Repeat each entry as written, dropping any picture you find.
----- Raw data -----
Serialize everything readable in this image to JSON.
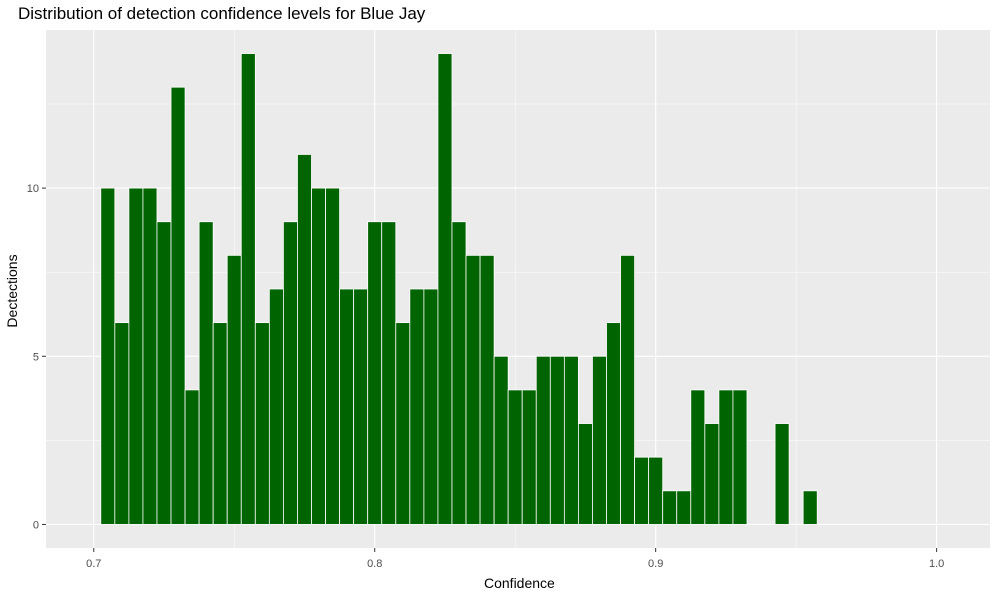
{
  "chart_data": {
    "type": "bar",
    "title": "Distribution of detection confidence levels for Blue Jay",
    "xlabel": "Confidence",
    "ylabel": "Dectections",
    "xlim": [
      0.683,
      1.019
    ],
    "ylim": [
      -0.7,
      14.7
    ],
    "x_ticks": [
      "0.7",
      "0.8",
      "0.9",
      "1.0"
    ],
    "x_tick_values": [
      0.7,
      0.8,
      0.9,
      1.0
    ],
    "y_ticks": [
      "0",
      "5",
      "10"
    ],
    "y_tick_values": [
      0,
      5,
      10
    ],
    "bin_width": 0.005,
    "bins": [
      0.705,
      0.71,
      0.715,
      0.72,
      0.725,
      0.73,
      0.735,
      0.74,
      0.745,
      0.75,
      0.755,
      0.76,
      0.765,
      0.77,
      0.775,
      0.78,
      0.785,
      0.79,
      0.795,
      0.8,
      0.805,
      0.81,
      0.815,
      0.82,
      0.825,
      0.83,
      0.835,
      0.84,
      0.845,
      0.85,
      0.855,
      0.86,
      0.865,
      0.87,
      0.875,
      0.88,
      0.885,
      0.89,
      0.895,
      0.9,
      0.905,
      0.91,
      0.915,
      0.92,
      0.925,
      0.93,
      0.935,
      0.94,
      0.945,
      0.95,
      0.955
    ],
    "values": [
      10,
      6,
      10,
      10,
      9,
      13,
      4,
      9,
      6,
      8,
      14,
      6,
      7,
      9,
      11,
      10,
      10,
      7,
      7,
      9,
      9,
      6,
      7,
      7,
      14,
      9,
      8,
      8,
      5,
      4,
      4,
      5,
      5,
      5,
      3,
      5,
      6,
      8,
      2,
      2,
      1,
      1,
      4,
      3,
      4,
      4,
      0,
      0,
      3,
      0,
      1
    ],
    "bar_color": "#006400",
    "bar_outline": "#ffffff",
    "panel_background": "#ebebeb",
    "grid": true,
    "grid_color": "#ffffff"
  }
}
-----
Expected answer:
Serialize everything readable in this image to JSON.
{
  "chart_data": {
    "type": "bar",
    "title": "Distribution of detection confidence levels for Blue Jay",
    "xlabel": "Confidence",
    "ylabel": "Dectections",
    "xlim": [
      0.683,
      1.019
    ],
    "ylim": [
      -0.7,
      14.7
    ],
    "x_ticks": [
      "0.7",
      "0.8",
      "0.9",
      "1.0"
    ],
    "x_tick_values": [
      0.7,
      0.8,
      0.9,
      1.0
    ],
    "y_ticks": [
      "0",
      "5",
      "10"
    ],
    "y_tick_values": [
      0,
      5,
      10
    ],
    "bin_width": 0.005,
    "bins": [
      0.705,
      0.71,
      0.715,
      0.72,
      0.725,
      0.73,
      0.735,
      0.74,
      0.745,
      0.75,
      0.755,
      0.76,
      0.765,
      0.77,
      0.775,
      0.78,
      0.785,
      0.79,
      0.795,
      0.8,
      0.805,
      0.81,
      0.815,
      0.82,
      0.825,
      0.83,
      0.835,
      0.84,
      0.845,
      0.85,
      0.855,
      0.86,
      0.865,
      0.87,
      0.875,
      0.88,
      0.885,
      0.89,
      0.895,
      0.9,
      0.905,
      0.91,
      0.915,
      0.92,
      0.925,
      0.93,
      0.935,
      0.94,
      0.945,
      0.95,
      0.955
    ],
    "values": [
      10,
      6,
      10,
      10,
      9,
      13,
      4,
      9,
      6,
      8,
      14,
      6,
      7,
      9,
      11,
      10,
      10,
      7,
      7,
      9,
      9,
      6,
      7,
      7,
      14,
      9,
      8,
      8,
      5,
      4,
      4,
      5,
      5,
      5,
      3,
      5,
      6,
      8,
      2,
      2,
      1,
      1,
      4,
      3,
      4,
      4,
      0,
      0,
      3,
      0,
      1
    ],
    "bar_color": "#006400",
    "bar_outline": "#ffffff",
    "panel_background": "#ebebeb",
    "grid": true,
    "grid_color": "#ffffff"
  }
}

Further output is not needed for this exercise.